-- Given exercise --
Restate the entries below word for word, omitting nothing.

-- Extracted records --
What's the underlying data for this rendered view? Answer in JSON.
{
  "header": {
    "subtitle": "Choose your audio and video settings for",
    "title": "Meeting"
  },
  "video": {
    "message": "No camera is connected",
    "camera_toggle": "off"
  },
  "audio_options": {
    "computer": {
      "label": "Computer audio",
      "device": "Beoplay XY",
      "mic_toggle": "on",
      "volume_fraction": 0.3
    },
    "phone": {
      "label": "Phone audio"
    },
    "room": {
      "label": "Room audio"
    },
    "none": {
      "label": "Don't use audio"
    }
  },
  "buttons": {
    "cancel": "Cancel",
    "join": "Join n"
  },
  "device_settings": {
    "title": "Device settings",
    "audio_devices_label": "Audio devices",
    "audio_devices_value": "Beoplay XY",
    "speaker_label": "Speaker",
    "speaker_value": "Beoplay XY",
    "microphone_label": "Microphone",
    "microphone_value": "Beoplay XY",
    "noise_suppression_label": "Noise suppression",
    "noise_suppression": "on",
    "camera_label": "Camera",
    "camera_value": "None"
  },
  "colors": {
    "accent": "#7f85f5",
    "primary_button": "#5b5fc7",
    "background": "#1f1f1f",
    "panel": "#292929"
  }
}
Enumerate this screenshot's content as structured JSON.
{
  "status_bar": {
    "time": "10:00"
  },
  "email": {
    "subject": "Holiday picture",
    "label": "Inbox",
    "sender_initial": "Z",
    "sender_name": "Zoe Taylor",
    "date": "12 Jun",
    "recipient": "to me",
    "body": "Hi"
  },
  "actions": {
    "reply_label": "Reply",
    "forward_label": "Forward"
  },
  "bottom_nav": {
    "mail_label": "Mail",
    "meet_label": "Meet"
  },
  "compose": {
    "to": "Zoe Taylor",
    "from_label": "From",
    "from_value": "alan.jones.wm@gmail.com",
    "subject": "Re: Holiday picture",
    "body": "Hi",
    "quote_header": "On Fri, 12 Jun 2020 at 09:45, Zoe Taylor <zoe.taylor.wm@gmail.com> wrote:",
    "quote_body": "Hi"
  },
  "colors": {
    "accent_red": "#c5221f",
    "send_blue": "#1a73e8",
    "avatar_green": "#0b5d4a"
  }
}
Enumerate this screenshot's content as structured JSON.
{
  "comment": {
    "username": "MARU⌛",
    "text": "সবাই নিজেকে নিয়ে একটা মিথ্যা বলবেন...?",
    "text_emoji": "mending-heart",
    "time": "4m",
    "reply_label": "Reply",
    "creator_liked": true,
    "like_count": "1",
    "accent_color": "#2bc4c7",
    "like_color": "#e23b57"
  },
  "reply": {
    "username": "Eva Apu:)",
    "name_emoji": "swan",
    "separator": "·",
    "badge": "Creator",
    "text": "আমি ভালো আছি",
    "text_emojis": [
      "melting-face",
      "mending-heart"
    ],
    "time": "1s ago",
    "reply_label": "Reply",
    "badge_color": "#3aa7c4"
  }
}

-- Answer to this problem --
What's the underlying data for this rendered view? Answer in JSON.
{
  "header": {
    "subtitle": "Choose your audio and video settings for",
    "title": "Meeting"
  },
  "video": {
    "message": "No camera is connected",
    "camera_toggle": "off"
  },
  "audio_options": {
    "computer": {
      "label": "Computer audio",
      "device": "Beoplay XY",
      "mic_toggle": "on",
      "volume_fraction": 0.3
    },
    "phone": {
      "label": "Phone audio"
    },
    "room": {
      "label": "Room audio"
    },
    "none": {
      "label": "Don't use audio"
    }
  },
  "buttons": {
    "cancel": "Cancel",
    "join": "Join n"
  },
  "device_settings": {
    "title": "Device settings",
    "audio_devices_label": "Audio devices",
    "audio_devices_value": "Beoplay XY",
    "speaker_label": "Speaker",
    "speaker_value": "Beoplay XY",
    "microphone_label": "Microphone",
    "microphone_value": "Beoplay XY",
    "noise_suppression_label": "Noise suppression",
    "noise_suppression": "on",
    "camera_label": "Camera",
    "camera_value": "None"
  },
  "colors": {
    "accent": "#7f85f5",
    "primary_button": "#5b5fc7",
    "background": "#1f1f1f",
    "panel": "#292929"
  }
}
Enumerate this screenshot's content as structured JSON.
{
  "status_bar": {
    "time": "10:00"
  },
  "email": {
    "subject": "Holiday picture",
    "label": "Inbox",
    "sender_initial": "Z",
    "sender_name": "Zoe Taylor",
    "date": "12 Jun",
    "recipient": "to me",
    "body": "Hi"
  },
  "actions": {
    "reply_label": "Reply",
    "forward_label": "Forward"
  },
  "bottom_nav": {
    "mail_label": "Mail",
    "meet_label": "Meet"
  },
  "compose": {
    "to": "Zoe Taylor",
    "from_label": "From",
    "from_value": "alan.jones.wm@gmail.com",
    "subject": "Re: Holiday picture",
    "body": "Hi",
    "quote_header": "On Fri, 12 Jun 2020 at 09:45, Zoe Taylor <zoe.taylor.wm@gmail.com> wrote:",
    "quote_body": "Hi"
  },
  "colors": {
    "accent_red": "#c5221f",
    "send_blue": "#1a73e8",
    "avatar_green": "#0b5d4a"
  }
}
Enumerate this screenshot's content as structured JSON.
{
  "comment": {
    "username": "MARU⌛",
    "text": "সবাই নিজেকে নিয়ে একটা মিথ্যা বলবেন...?",
    "text_emoji": "mending-heart",
    "time": "4m",
    "reply_label": "Reply",
    "creator_liked": true,
    "like_count": "1",
    "accent_color": "#2bc4c7",
    "like_color": "#e23b57"
  },
  "reply": {
    "username": "Eva Apu:)",
    "name_emoji": "swan",
    "separator": "·",
    "badge": "Creator",
    "text": "আমি ভালো আছি",
    "text_emojis": [
      "melting-face",
      "mending-heart"
    ],
    "time": "1s ago",
    "reply_label": "Reply",
    "badge_color": "#3aa7c4"
  }
}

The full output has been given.